== Stored records ==
..........
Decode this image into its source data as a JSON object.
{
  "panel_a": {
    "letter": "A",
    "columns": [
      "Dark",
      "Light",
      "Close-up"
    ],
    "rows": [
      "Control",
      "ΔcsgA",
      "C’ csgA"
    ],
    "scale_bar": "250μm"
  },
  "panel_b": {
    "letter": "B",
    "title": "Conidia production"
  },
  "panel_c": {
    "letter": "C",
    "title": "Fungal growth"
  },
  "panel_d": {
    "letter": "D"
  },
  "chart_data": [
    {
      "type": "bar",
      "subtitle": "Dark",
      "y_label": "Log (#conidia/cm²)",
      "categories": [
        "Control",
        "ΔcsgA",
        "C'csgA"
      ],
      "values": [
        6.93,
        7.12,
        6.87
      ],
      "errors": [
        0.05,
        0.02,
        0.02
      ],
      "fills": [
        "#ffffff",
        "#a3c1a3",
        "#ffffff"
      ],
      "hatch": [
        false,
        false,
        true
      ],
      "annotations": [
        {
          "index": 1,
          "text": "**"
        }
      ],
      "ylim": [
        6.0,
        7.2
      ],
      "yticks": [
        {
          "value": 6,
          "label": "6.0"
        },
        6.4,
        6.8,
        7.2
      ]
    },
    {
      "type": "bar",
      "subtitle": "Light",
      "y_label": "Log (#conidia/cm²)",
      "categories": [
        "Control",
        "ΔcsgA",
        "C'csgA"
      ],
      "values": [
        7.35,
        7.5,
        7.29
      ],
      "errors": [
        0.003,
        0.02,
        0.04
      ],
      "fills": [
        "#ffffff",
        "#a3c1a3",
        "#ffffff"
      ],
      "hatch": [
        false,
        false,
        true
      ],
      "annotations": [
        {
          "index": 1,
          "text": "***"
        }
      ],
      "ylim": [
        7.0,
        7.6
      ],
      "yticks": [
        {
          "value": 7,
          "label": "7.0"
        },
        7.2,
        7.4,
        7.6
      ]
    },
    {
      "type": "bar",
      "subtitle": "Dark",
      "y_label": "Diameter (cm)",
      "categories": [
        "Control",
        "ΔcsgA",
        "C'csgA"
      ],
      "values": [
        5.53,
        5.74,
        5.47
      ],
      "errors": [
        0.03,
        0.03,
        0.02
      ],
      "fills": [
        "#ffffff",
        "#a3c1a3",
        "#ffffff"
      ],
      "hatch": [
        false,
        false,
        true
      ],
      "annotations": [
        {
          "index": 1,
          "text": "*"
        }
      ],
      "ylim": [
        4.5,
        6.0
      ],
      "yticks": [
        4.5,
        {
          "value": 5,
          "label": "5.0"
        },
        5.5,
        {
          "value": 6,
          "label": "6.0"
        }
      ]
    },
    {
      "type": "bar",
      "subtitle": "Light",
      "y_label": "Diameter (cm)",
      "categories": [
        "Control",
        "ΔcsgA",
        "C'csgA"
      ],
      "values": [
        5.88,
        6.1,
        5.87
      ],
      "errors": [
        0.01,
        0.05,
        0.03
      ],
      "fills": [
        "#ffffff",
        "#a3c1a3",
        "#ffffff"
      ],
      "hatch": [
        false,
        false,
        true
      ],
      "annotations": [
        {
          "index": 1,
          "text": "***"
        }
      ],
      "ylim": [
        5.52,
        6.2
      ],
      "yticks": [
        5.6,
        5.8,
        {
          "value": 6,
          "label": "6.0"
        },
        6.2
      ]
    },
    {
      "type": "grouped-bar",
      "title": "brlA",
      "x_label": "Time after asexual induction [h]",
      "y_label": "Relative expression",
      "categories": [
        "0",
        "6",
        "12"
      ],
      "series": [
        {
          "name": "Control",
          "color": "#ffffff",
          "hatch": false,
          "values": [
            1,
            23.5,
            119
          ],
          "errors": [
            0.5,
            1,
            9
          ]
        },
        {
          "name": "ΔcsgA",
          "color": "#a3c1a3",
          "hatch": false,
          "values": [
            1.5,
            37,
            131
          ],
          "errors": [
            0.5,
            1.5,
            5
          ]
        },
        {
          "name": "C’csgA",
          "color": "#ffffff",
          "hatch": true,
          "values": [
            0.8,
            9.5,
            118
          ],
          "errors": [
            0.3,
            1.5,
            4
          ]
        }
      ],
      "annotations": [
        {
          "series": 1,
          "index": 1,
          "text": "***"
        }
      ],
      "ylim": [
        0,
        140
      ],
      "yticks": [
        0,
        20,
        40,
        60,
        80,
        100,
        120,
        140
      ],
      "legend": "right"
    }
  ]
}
..........
== Given task ==
Copy down the material exactly as written.

== Final answer ==
Decode this image into its source data as a JSON object.
{
  "panel_a": {
    "letter": "A",
    "columns": [
      "Dark",
      "Light",
      "Close-up"
    ],
    "rows": [
      "Control",
      "ΔcsgA",
      "C’ csgA"
    ],
    "scale_bar": "250μm"
  },
  "panel_b": {
    "letter": "B",
    "title": "Conidia production"
  },
  "panel_c": {
    "letter": "C",
    "title": "Fungal growth"
  },
  "panel_d": {
    "letter": "D"
  },
  "chart_data": [
    {
      "type": "bar",
      "subtitle": "Dark",
      "y_label": "Log (#conidia/cm²)",
      "categories": [
        "Control",
        "ΔcsgA",
        "C'csgA"
      ],
      "values": [
        6.93,
        7.12,
        6.87
      ],
      "errors": [
        0.05,
        0.02,
        0.02
      ],
      "fills": [
        "#ffffff",
        "#a3c1a3",
        "#ffffff"
      ],
      "hatch": [
        false,
        false,
        true
      ],
      "annotations": [
        {
          "index": 1,
          "text": "**"
        }
      ],
      "ylim": [
        6.0,
        7.2
      ],
      "yticks": [
        {
          "value": 6,
          "label": "6.0"
        },
        6.4,
        6.8,
        7.2
      ]
    },
    {
      "type": "bar",
      "subtitle": "Light",
      "y_label": "Log (#conidia/cm²)",
      "categories": [
        "Control",
        "ΔcsgA",
        "C'csgA"
      ],
      "values": [
        7.35,
        7.5,
        7.29
      ],
      "errors": [
        0.003,
        0.02,
        0.04
      ],
      "fills": [
        "#ffffff",
        "#a3c1a3",
        "#ffffff"
      ],
      "hatch": [
        false,
        false,
        true
      ],
      "annotations": [
        {
          "index": 1,
          "text": "***"
        }
      ],
      "ylim": [
        7.0,
        7.6
      ],
      "yticks": [
        {
          "value": 7,
          "label": "7.0"
        },
        7.2,
        7.4,
        7.6
      ]
    },
    {
      "type": "bar",
      "subtitle": "Dark",
      "y_label": "Diameter (cm)",
      "categories": [
        "Control",
        "ΔcsgA",
        "C'csgA"
      ],
      "values": [
        5.53,
        5.74,
        5.47
      ],
      "errors": [
        0.03,
        0.03,
        0.02
      ],
      "fills": [
        "#ffffff",
        "#a3c1a3",
        "#ffffff"
      ],
      "hatch": [
        false,
        false,
        true
      ],
      "annotations": [
        {
          "index": 1,
          "text": "*"
        }
      ],
      "ylim": [
        4.5,
        6.0
      ],
      "yticks": [
        4.5,
        {
          "value": 5,
          "label": "5.0"
        },
        5.5,
        {
          "value": 6,
          "label": "6.0"
        }
      ]
    },
    {
      "type": "bar",
      "subtitle": "Light",
      "y_label": "Diameter (cm)",
      "categories": [
        "Control",
        "ΔcsgA",
        "C'csgA"
      ],
      "values": [
        5.88,
        6.1,
        5.87
      ],
      "errors": [
        0.01,
        0.05,
        0.03
      ],
      "fills": [
        "#ffffff",
        "#a3c1a3",
        "#ffffff"
      ],
      "hatch": [
        false,
        false,
        true
      ],
      "annotations": [
        {
          "index": 1,
          "text": "***"
        }
      ],
      "ylim": [
        5.52,
        6.2
      ],
      "yticks": [
        5.6,
        5.8,
        {
          "value": 6,
          "label": "6.0"
        },
        6.2
      ]
    },
    {
      "type": "grouped-bar",
      "title": "brlA",
      "x_label": "Time after asexual induction [h]",
      "y_label": "Relative expression",
      "categories": [
        "0",
        "6",
        "12"
      ],
      "series": [
        {
          "name": "Control",
          "color": "#ffffff",
          "hatch": false,
          "values": [
            1,
            23.5,
            119
          ],
          "errors": [
            0.5,
            1,
            9
          ]
        },
        {
          "name": "ΔcsgA",
          "color": "#a3c1a3",
          "hatch": false,
          "values": [
            1.5,
            37,
            131
          ],
          "errors": [
            0.5,
            1.5,
            5
          ]
        },
        {
          "name": "C’csgA",
          "color": "#ffffff",
          "hatch": true,
          "values": [
            0.8,
            9.5,
            118
          ],
          "errors": [
            0.3,
            1.5,
            4
          ]
        }
      ],
      "annotations": [
        {
          "series": 1,
          "index": 1,
          "text": "***"
        }
      ],
      "ylim": [
        0,
        140
      ],
      "yticks": [
        0,
        20,
        40,
        60,
        80,
        100,
        120,
        140
      ],
      "legend": "right"
    }
  ]
}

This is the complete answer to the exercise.